§ WHAT THE EXERCISE ASKS: Repeat the listing in full. Nothing may be added or left out.

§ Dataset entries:

▶

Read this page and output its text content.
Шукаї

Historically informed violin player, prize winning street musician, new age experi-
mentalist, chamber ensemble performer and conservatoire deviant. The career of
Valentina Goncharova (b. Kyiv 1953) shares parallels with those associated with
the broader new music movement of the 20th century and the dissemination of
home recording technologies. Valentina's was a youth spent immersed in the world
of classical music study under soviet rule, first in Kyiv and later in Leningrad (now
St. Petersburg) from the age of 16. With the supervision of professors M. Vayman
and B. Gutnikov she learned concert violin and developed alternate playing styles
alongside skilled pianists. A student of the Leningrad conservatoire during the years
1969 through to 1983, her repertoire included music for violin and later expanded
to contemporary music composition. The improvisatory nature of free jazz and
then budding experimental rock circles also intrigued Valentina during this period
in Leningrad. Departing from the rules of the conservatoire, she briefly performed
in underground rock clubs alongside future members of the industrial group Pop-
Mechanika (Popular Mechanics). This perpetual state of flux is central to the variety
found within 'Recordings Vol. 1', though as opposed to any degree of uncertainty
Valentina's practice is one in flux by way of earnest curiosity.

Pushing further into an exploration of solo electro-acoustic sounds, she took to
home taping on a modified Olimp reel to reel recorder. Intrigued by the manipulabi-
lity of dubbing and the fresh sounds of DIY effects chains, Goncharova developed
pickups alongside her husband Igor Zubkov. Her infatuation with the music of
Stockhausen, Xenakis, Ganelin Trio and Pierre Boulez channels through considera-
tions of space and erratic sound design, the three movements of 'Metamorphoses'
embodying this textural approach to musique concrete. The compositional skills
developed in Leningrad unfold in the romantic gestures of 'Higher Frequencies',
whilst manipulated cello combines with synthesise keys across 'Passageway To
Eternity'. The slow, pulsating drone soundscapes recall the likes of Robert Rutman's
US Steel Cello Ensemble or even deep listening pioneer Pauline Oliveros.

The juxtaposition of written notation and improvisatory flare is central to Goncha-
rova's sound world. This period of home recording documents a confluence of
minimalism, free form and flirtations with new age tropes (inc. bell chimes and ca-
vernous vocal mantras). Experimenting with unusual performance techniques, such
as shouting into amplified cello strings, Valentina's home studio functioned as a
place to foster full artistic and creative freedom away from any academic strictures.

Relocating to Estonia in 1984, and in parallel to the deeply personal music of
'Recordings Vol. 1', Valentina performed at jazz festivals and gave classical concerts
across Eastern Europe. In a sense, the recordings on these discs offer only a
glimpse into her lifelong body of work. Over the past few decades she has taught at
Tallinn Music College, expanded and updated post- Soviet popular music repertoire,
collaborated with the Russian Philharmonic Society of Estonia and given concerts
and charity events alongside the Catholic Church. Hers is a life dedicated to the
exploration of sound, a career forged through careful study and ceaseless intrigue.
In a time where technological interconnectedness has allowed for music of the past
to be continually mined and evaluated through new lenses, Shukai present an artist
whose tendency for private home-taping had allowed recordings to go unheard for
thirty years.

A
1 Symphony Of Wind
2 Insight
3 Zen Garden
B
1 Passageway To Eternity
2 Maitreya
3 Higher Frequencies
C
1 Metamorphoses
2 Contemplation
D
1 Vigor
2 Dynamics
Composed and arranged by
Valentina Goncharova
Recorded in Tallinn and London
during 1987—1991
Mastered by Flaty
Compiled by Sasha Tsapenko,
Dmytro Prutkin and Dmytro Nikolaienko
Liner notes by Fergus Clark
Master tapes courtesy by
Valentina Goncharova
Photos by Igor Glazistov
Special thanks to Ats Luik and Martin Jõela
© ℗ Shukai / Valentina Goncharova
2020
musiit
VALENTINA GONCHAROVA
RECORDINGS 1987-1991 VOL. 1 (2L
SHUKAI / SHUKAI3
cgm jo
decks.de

◀

§ FULL RESPONSE:
Read this page and output its text content.
Шукаї

Historically informed violin player, prize winning street musician, new age experi-
mentalist, chamber ensemble performer and conservatoire deviant. The career of
Valentina Goncharova (b. Kyiv 1953) shares parallels with those associated with
the broader new music movement of the 20th century and the dissemination of
home recording technologies. Valentina's was a youth spent immersed in the world
of classical music study under soviet rule, first in Kyiv and later in Leningrad (now
St. Petersburg) from the age of 16. With the supervision of professors M. Vayman
and B. Gutnikov she learned concert violin and developed alternate playing styles
alongside skilled pianists. A student of the Leningrad conservatoire during the years
1969 through to 1983, her repertoire included music for violin and later expanded
to contemporary music composition. The improvisatory nature of free jazz and
then budding experimental rock circles also intrigued Valentina during this period
in Leningrad. Departing from the rules of the conservatoire, she briefly performed
in underground rock clubs alongside future members of the industrial group Pop-
Mechanika (Popular Mechanics). This perpetual state of flux is central to the variety
found within 'Recordings Vol. 1', though as opposed to any degree of uncertainty
Valentina's practice is one in flux by way of earnest curiosity.

Pushing further into an exploration of solo electro-acoustic sounds, she took to
home taping on a modified Olimp reel to reel recorder. Intrigued by the manipulabi-
lity of dubbing and the fresh sounds of DIY effects chains, Goncharova developed
pickups alongside her husband Igor Zubkov. Her infatuation with the music of
Stockhausen, Xenakis, Ganelin Trio and Pierre Boulez channels through considera-
tions of space and erratic sound design, the three movements of 'Metamorphoses'
embodying this textural approach to musique concrete. The compositional skills
developed in Leningrad unfold in the romantic gestures of 'Higher Frequencies',
whilst manipulated cello combines with synthesise keys across 'Passageway To
Eternity'. The slow, pulsating drone soundscapes recall the likes of Robert Rutman's
US Steel Cello Ensemble or even deep listening pioneer Pauline Oliveros.

The juxtaposition of written notation and improvisatory flare is central to Goncha-
rova's sound world. This period of home recording documents a confluence of
minimalism, free form and flirtations with new age tropes (inc. bell chimes and ca-
vernous vocal mantras). Experimenting with unusual performance techniques, such
as shouting into amplified cello strings, Valentina's home studio functioned as a
place to foster full artistic and creative freedom away from any academic strictures.

Relocating to Estonia in 1984, and in parallel to the deeply personal music of
'Recordings Vol. 1', Valentina performed at jazz festivals and gave classical concerts
across Eastern Europe. In a sense, the recordings on these discs offer only a
glimpse into her lifelong body of work. Over the past few decades she has taught at
Tallinn Music College, expanded and updated post- Soviet popular music repertoire,
collaborated with the Russian Philharmonic Society of Estonia and given concerts
and charity events alongside the Catholic Church. Hers is a life dedicated to the
exploration of sound, a career forged through careful study and ceaseless intrigue.
In a time where technological interconnectedness has allowed for music of the past
to be continually mined and evaluated through new lenses, Shukai present an artist
whose tendency for private home-taping had allowed recordings to go unheard for
thirty years.

A
1 Symphony Of Wind
2 Insight
3 Zen Garden
B
1 Passageway To Eternity
2 Maitreya
3 Higher Frequencies
C
1 Metamorphoses
2 Contemplation
D
1 Vigor
2 Dynamics
Composed and arranged by
Valentina Goncharova
Recorded in Tallinn and London
during 1987—1991
Mastered by Flaty
Compiled by Sasha Tsapenko,
Dmytro Prutkin and Dmytro Nikolaienko
Liner notes by Fergus Clark
Master tapes courtesy by
Valentina Goncharova
Photos by Igor Glazistov
Special thanks to Ats Luik and Martin Jõela
© ℗ Shukai / Valentina Goncharova
2020
musiit
VALENTINA GONCHAROVA
RECORDINGS 1987-1991 VOL. 1 (2L
SHUKAI / SHUKAI3
cgm jo
decks.de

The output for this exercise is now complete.